**Problem statement**
Return all lines that include the string "satellite".

_ _ _

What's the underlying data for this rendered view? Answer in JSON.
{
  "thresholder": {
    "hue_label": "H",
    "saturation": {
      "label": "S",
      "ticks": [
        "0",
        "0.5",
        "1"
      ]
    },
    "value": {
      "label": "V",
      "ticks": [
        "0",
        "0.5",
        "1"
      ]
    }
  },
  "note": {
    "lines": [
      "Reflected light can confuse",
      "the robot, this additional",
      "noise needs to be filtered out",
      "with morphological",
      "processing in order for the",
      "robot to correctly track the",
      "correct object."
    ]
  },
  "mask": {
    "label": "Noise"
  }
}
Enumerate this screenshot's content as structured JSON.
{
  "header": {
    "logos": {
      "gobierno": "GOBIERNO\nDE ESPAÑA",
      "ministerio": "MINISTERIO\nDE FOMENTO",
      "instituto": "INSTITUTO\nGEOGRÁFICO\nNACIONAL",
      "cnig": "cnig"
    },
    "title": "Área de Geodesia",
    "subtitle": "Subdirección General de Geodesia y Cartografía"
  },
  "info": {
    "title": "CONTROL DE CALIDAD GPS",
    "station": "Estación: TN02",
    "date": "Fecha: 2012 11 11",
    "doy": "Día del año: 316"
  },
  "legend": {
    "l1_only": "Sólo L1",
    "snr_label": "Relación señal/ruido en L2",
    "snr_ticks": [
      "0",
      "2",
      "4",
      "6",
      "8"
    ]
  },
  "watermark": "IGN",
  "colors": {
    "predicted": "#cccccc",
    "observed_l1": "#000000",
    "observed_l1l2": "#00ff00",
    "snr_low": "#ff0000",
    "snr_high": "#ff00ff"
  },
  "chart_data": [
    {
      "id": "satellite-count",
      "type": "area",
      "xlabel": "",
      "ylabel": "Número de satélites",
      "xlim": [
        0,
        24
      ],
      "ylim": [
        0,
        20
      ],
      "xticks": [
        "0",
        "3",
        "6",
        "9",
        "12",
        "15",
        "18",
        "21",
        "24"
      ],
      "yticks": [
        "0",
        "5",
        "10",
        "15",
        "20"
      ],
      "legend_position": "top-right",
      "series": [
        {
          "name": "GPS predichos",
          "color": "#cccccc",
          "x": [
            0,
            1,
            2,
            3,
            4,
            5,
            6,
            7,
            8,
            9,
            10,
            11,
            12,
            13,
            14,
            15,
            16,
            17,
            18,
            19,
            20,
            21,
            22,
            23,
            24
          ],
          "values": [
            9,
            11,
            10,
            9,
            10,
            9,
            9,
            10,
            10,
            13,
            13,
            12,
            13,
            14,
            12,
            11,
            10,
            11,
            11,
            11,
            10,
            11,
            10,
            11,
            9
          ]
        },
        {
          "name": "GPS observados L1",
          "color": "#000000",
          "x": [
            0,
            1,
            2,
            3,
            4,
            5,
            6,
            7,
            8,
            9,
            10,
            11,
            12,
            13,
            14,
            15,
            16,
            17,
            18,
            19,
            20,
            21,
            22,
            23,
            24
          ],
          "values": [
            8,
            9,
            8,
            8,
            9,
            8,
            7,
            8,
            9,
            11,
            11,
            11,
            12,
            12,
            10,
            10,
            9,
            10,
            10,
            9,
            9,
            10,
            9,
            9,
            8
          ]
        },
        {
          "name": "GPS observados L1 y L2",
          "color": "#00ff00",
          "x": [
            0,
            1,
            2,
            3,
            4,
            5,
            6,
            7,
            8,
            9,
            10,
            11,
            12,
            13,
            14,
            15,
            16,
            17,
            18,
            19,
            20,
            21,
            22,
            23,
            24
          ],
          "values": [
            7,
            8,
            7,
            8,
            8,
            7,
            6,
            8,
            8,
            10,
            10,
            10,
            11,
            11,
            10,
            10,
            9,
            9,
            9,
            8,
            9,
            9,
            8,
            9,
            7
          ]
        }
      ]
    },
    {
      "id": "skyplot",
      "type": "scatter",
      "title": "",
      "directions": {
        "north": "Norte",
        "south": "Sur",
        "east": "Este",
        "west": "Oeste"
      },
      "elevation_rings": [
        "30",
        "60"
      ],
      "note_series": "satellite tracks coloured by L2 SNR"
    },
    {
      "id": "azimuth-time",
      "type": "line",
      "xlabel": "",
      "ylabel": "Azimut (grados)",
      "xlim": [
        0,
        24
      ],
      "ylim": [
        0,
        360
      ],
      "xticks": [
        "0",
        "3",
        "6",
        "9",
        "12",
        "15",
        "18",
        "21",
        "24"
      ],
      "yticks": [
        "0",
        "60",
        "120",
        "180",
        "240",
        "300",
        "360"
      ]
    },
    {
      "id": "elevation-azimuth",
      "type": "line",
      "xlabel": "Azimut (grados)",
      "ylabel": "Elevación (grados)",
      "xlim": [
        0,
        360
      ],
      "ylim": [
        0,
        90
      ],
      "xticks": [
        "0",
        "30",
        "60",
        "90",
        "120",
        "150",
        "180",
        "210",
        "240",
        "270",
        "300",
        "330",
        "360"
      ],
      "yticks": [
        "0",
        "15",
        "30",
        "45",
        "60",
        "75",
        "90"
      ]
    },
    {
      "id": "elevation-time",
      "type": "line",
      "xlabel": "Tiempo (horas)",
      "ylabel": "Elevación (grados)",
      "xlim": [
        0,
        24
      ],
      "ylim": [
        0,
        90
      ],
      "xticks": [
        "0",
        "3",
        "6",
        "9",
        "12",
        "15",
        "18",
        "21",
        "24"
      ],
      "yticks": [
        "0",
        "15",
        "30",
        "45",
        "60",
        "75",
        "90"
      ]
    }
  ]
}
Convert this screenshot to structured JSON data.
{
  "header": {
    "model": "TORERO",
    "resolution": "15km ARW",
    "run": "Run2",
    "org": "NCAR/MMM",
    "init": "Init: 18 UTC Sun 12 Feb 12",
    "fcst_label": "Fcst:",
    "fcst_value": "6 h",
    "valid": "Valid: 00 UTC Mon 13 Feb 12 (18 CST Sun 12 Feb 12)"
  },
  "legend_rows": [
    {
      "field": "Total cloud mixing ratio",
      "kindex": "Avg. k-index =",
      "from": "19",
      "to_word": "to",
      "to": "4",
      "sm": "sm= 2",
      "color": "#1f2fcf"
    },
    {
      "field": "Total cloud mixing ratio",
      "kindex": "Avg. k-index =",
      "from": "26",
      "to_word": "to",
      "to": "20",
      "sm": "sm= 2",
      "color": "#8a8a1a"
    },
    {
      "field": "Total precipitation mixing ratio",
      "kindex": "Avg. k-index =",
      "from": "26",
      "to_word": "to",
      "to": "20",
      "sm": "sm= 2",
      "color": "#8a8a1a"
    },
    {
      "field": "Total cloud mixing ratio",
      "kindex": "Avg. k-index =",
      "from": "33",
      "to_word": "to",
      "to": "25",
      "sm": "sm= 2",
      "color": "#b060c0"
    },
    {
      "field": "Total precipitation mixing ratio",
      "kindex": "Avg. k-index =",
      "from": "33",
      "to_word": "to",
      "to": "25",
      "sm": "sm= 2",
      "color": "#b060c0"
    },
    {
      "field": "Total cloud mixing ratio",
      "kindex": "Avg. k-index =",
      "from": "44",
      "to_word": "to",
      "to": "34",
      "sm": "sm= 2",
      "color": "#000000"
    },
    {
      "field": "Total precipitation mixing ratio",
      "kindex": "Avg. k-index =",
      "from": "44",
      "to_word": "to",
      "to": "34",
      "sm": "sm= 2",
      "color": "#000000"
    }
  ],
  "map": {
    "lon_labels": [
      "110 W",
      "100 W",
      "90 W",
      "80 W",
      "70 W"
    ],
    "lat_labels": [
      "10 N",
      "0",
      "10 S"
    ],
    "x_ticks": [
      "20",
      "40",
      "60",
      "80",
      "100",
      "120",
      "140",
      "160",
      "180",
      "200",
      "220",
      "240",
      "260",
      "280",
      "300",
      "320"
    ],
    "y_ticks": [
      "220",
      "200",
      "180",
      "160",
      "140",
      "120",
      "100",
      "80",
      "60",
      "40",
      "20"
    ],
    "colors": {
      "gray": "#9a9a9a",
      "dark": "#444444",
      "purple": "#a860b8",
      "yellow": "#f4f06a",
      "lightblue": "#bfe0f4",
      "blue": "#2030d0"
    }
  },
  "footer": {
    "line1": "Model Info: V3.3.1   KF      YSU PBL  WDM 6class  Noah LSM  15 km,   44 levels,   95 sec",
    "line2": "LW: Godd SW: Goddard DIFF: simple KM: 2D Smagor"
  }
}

_ _ _

**Solution to this problem**
      "id": "satellite-count",
      "note_series": "satellite tracks coloured by L2 SNR"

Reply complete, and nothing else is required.